Extrait du texte
Un oligarque pour l'AfD
L'oligarque américain Elon Musk renforce sa publicité électorale pour l'AfD. Le soutien à l'extrême droite en Europe vient de l'entourage de Trump depuis 2018. Une filiale d'une organisation américaine en Hongrie joue un rôle central.
WASHINGTON/BERLIN (rapport exclusif) - En organisant ce jeudi un entretien public en ligne avec Alice Weidel, la porte-parole de l'AfD, l'oligarque américain des hautes technologies Elon Musk couronne sa campagne électorale en faveur de l'AfD. L'objet de l'entretien, dont Musk et l'AfD font la promotion à l'unanimité, est notamment « les idées de l'AfD pour une Allemagne durable », selon un porte-parole de Weidel. Musk avait déjà fait ouvertement campagne pour le parti, comme pour les forces d'ultra-droite dans d'autres pays européens, par exemple en Grande-Bretagne et en Italie. Le soutien de l'entourage de Donald Trump à l'extrême droite en Europe a déjà eu lieu pendant la première présidence de Trump. Par exemple, l'ambassadeur américain en Allemagne de l'époque, Richard Grenell, avait déclaré en juin 2018 qu'il voulait « absolument renforcer d'autres conservateurs dans toute l'Europe ». En 2018 également, l'ex-« stratège en chef » de Trump, Steve Bannon, avait tenté de coordonner les grands partis d'extrême droite en Europe et de les aider à remporter plus de succès électoraux ; Bannon avait alors encore échoué. Depuis 2022, une organisation des républicains américains (CPAC) lie systématiquement les forces d'extrême droite européennes à la droite américaine par le biais d'une filiale en Hongrie.

Listes des régions et des étiquettes

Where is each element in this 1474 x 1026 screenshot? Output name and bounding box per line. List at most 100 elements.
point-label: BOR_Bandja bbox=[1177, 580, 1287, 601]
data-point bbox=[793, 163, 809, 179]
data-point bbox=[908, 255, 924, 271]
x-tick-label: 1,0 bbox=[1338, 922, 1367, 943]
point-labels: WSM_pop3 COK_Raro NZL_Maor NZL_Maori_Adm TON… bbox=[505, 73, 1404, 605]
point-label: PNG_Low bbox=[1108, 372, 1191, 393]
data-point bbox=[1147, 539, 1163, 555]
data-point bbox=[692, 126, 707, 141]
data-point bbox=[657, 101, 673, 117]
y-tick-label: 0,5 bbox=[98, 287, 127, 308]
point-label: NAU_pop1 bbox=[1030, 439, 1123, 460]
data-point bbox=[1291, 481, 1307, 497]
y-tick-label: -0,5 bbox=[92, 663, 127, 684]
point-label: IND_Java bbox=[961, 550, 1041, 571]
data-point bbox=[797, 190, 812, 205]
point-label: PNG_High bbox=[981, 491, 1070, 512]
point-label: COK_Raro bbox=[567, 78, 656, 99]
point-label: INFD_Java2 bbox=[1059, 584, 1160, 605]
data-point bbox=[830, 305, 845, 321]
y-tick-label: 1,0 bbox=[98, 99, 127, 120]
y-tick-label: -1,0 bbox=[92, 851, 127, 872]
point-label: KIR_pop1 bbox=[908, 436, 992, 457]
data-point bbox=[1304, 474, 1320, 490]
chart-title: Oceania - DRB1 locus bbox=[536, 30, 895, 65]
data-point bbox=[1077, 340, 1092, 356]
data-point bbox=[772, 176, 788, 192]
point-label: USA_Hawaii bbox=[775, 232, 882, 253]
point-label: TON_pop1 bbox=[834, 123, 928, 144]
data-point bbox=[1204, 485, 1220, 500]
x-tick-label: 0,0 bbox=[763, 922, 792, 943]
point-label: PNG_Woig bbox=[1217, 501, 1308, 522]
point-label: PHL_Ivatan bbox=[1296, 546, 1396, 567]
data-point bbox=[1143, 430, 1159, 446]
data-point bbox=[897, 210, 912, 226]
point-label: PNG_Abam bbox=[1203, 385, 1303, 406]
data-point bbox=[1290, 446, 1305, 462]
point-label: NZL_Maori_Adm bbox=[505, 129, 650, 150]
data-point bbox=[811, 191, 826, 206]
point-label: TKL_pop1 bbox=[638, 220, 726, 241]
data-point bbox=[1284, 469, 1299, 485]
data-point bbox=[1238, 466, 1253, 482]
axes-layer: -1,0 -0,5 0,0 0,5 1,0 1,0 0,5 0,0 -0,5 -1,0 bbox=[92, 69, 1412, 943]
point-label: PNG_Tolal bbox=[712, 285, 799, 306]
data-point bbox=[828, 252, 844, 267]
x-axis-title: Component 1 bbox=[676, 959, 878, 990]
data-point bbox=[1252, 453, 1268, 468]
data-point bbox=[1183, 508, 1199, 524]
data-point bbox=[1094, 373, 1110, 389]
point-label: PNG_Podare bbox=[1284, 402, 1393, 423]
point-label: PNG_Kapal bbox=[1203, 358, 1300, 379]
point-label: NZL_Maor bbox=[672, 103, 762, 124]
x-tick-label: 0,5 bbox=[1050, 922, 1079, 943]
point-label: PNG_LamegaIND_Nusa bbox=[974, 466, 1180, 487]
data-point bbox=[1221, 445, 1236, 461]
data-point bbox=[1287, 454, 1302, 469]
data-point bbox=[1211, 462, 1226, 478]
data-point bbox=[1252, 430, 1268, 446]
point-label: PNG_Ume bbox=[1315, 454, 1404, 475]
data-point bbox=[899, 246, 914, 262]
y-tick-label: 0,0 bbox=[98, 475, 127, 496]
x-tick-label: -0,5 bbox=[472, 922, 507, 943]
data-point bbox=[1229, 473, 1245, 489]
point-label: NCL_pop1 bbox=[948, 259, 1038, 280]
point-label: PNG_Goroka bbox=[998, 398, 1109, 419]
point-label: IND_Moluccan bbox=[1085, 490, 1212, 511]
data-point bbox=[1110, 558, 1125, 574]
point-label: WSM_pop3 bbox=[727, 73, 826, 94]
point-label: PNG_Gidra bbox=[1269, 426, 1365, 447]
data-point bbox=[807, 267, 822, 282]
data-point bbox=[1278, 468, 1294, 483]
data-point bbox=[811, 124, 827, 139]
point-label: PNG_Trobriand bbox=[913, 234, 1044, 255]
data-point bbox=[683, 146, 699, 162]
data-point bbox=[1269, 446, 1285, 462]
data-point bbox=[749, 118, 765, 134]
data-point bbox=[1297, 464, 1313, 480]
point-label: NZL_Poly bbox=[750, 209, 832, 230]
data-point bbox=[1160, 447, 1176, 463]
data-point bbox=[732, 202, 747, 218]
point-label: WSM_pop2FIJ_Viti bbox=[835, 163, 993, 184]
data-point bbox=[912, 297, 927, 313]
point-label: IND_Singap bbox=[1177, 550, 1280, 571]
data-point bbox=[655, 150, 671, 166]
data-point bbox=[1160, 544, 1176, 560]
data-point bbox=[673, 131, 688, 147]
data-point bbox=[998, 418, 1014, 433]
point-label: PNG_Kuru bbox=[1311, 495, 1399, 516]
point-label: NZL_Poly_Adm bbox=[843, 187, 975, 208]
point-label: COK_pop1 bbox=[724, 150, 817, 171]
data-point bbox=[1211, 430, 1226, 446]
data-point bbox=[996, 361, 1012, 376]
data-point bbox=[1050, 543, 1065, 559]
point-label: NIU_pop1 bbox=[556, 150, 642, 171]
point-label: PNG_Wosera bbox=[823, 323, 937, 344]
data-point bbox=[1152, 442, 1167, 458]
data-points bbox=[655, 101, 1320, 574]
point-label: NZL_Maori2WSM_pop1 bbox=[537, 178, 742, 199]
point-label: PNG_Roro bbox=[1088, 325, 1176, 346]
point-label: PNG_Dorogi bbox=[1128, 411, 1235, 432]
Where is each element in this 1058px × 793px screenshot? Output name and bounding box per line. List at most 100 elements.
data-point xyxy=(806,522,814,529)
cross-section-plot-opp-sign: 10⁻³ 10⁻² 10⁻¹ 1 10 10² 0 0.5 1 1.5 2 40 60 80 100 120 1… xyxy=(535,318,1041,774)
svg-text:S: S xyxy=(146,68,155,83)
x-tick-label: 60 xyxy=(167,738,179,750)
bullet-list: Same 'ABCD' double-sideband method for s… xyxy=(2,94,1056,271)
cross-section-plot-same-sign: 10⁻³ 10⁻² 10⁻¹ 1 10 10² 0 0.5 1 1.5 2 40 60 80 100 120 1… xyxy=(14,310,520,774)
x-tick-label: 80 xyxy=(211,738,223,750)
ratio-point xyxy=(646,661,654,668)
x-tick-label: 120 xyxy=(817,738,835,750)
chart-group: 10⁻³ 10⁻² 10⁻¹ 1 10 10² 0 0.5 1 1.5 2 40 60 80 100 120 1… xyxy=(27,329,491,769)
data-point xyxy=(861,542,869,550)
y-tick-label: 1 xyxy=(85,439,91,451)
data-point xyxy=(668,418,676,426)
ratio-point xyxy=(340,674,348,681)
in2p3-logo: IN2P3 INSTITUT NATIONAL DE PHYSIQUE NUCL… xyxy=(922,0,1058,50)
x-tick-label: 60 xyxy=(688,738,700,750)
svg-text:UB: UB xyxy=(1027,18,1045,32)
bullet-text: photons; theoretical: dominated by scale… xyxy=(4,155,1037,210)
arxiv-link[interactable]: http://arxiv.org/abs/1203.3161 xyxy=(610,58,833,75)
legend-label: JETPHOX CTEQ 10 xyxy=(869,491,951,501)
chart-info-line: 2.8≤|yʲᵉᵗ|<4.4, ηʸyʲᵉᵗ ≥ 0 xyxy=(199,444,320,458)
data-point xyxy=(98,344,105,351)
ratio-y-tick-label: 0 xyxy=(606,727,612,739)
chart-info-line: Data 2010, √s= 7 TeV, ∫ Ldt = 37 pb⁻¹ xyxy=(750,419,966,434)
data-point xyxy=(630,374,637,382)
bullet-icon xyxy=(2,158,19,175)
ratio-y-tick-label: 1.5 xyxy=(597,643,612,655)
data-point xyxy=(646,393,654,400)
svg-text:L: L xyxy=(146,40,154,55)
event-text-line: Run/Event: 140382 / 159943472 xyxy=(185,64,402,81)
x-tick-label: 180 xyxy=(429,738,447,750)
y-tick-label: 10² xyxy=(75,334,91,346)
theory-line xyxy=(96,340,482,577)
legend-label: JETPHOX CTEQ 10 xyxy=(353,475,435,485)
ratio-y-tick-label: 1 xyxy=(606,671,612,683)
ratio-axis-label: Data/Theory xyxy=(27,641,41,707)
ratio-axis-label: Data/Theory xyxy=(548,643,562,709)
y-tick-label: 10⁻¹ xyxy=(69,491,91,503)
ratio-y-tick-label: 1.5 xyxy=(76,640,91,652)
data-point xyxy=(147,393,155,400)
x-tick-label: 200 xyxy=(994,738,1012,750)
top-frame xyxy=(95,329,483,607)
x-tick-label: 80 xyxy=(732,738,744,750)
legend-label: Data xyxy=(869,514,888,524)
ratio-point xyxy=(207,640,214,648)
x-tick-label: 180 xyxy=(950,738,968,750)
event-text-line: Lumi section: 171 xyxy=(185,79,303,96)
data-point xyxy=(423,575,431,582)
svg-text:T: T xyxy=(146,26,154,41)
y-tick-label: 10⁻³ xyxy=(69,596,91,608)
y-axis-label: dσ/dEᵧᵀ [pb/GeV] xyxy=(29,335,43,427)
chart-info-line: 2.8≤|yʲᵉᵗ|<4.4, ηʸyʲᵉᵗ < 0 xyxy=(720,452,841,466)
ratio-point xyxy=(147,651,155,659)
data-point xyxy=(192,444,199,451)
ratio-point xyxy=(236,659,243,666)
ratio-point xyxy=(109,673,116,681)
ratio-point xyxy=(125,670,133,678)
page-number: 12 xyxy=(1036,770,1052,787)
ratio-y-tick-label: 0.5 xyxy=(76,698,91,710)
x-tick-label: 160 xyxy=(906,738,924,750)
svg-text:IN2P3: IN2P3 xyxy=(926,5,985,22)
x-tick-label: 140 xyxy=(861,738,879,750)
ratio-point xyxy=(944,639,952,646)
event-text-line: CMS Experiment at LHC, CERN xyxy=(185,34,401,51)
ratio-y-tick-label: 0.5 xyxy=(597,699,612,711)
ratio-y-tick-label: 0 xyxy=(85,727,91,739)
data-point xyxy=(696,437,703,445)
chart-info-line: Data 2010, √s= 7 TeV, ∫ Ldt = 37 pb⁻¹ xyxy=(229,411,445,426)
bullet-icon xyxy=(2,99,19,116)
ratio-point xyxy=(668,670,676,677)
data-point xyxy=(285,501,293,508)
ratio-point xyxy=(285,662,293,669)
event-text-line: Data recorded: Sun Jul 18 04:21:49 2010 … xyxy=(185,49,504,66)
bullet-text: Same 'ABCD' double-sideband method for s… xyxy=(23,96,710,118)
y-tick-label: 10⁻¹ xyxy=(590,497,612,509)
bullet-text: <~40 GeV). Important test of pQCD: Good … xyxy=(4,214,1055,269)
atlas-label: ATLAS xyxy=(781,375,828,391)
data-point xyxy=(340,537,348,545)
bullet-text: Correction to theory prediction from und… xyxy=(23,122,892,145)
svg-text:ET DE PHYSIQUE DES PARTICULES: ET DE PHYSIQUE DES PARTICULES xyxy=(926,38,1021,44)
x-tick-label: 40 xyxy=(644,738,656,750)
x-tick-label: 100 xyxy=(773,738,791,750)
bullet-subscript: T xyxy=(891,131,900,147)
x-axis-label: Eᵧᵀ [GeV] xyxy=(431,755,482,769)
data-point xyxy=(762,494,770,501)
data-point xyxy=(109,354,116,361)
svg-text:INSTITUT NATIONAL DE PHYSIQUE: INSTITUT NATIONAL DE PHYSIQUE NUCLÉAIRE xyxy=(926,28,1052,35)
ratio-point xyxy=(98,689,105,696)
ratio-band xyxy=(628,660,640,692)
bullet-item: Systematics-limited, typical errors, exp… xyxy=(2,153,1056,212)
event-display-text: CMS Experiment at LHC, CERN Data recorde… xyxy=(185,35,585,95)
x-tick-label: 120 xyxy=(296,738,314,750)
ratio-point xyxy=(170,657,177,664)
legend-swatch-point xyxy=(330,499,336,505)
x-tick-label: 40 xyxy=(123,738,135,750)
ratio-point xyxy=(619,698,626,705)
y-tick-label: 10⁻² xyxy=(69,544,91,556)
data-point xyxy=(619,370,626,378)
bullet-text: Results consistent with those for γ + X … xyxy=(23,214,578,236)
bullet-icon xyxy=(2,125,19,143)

Consigne A
D'après le texte sur Elon Musk et l'AfD, depuis quelle année l'organisation des républicains américains (CPAC) relie-t-elle les forces d'extrême droite européennes à la droite américaine ?
Consigne B
Recopiez, s'il vous plaît, le passage du texte sur Elon Musk et l'AfD qui va de « Un oligarque pour » jusqu'à « un rôle central. » inclus.

Réponse complète A
Depuis 2022.

Réponse complète B
Un oligarque pour l'AfD
L'oligarque américain Elon Musk renforce sa publicité électorale pour l'AfD. Le soutien à l'extrême droite en Europe vient de l'entourage de Trump depuis 2018. Une filiale d'une organisation américaine en Hongrie joue un rôle central.